── Selected excerpt

Basketball Star Kevin Durant Hits the Sidelines as Super Bowl Photographer

Basketball Star Kevin Durant Hits the Sidelines as Super Bowl Photographer

Just as we wrapped up the discussion involving amateur photographer Brooklyn Beckham shooting for a prestigious fashion brand, basketball superstar and now amateur photographer Kevin Durant put down the basketball and picked up his Canon 7D to capture the Super Bowl as a credentialed photographer. In his writeup for the Player's Tribune, he tells his story and shares what he captured. 

For those who aren't aware of the Player's Tribune, the site founded by retired superstar athlete Derek Jeter, was made to give an inside glimpse of the athlete's life, giving them a platform to share their stories from their unique perspective. 

Yesterday, for Super Bowl 50, basketball star Kevin Durant decided to take on the challenge of capturing the biggest sporting event in America. 

When I was invited by The Players’ Tribune and the NFL to be a credentialed photographer on the sidelines during the Super Bowl, I said, 'I’ll do it' before they even finished their question. Seriously, that’s a dream offer...

...I’ve got a lot of interests outside of basketball, and one of them is doing things I haven’t done before, like stepping into the shoes of a photographer and learning about what it’s all about. I may be just starting out, but I also like to think that at my height, I might have some different angles than other photographers. After all, you’ve gotta play up your strengths.

────
── Record extracts

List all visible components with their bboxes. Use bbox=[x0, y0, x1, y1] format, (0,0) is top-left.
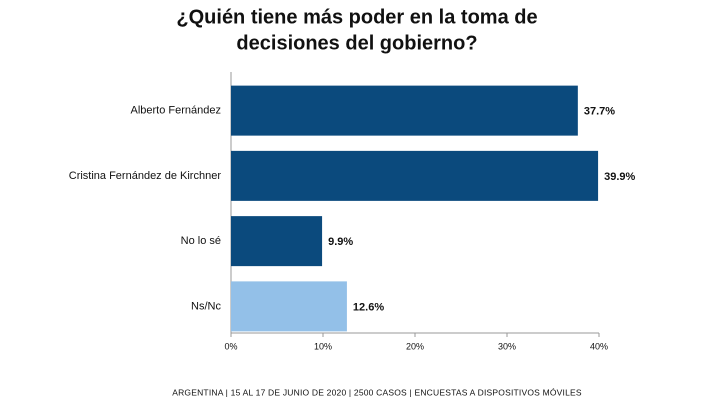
x-tick-label: 20% bbox=[406, 341, 424, 351]
value-label: 9.9% bbox=[328, 236, 353, 248]
y-tick-label: No lo sé bbox=[181, 235, 221, 247]
y-tick-label: Alberto Fernández bbox=[131, 105, 222, 117]
footer: ARGENTINA | 15 AL 17 DE JUNIO DE 2020 | … bbox=[172, 387, 582, 397]
y-tick-label: Cristina Fernández de Kirchner bbox=[69, 170, 222, 182]
bar bbox=[231, 85, 578, 136]
value-label: 12.6% bbox=[353, 301, 384, 313]
value-label: 39.9% bbox=[604, 171, 635, 183]
x-tick-label: 30% bbox=[498, 341, 516, 351]
bar bbox=[231, 150, 599, 201]
bar bbox=[231, 216, 323, 267]
chart-title: ¿Quién tiene más poder en la toma de bbox=[176, 6, 537, 28]
x-tick-label: 0% bbox=[224, 341, 237, 351]
chart-title: decisiones del gobierno? bbox=[236, 32, 477, 54]
x-tick-label: 40% bbox=[590, 341, 608, 351]
x-tick-label: 10% bbox=[314, 341, 332, 351]
bar bbox=[231, 281, 347, 332]
value-label: 37.7% bbox=[584, 106, 615, 118]
y-tick-label: Ns/Nc bbox=[191, 300, 221, 312]
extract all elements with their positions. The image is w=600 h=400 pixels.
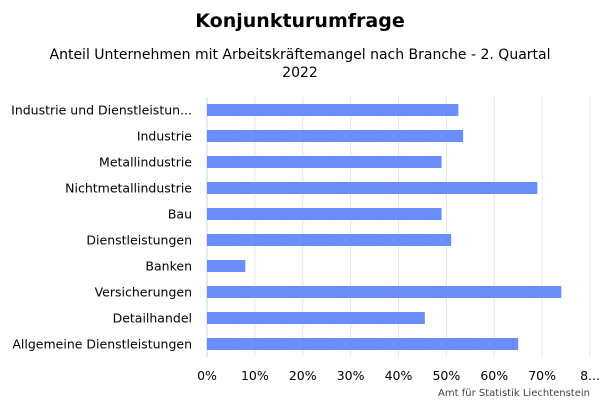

────

■ Objective
Answer these questions from the article about Kevin Durant as a Super Bowl photographer:
1. What camera did Durant pick up to photograph the game?
2. Who founded the Player's Tribune?
3. Which Super Bowl did Durant photograph?

■ Task response
1. A Canon 7D.
2. Derek Jeter.
3. Super Bowl 50.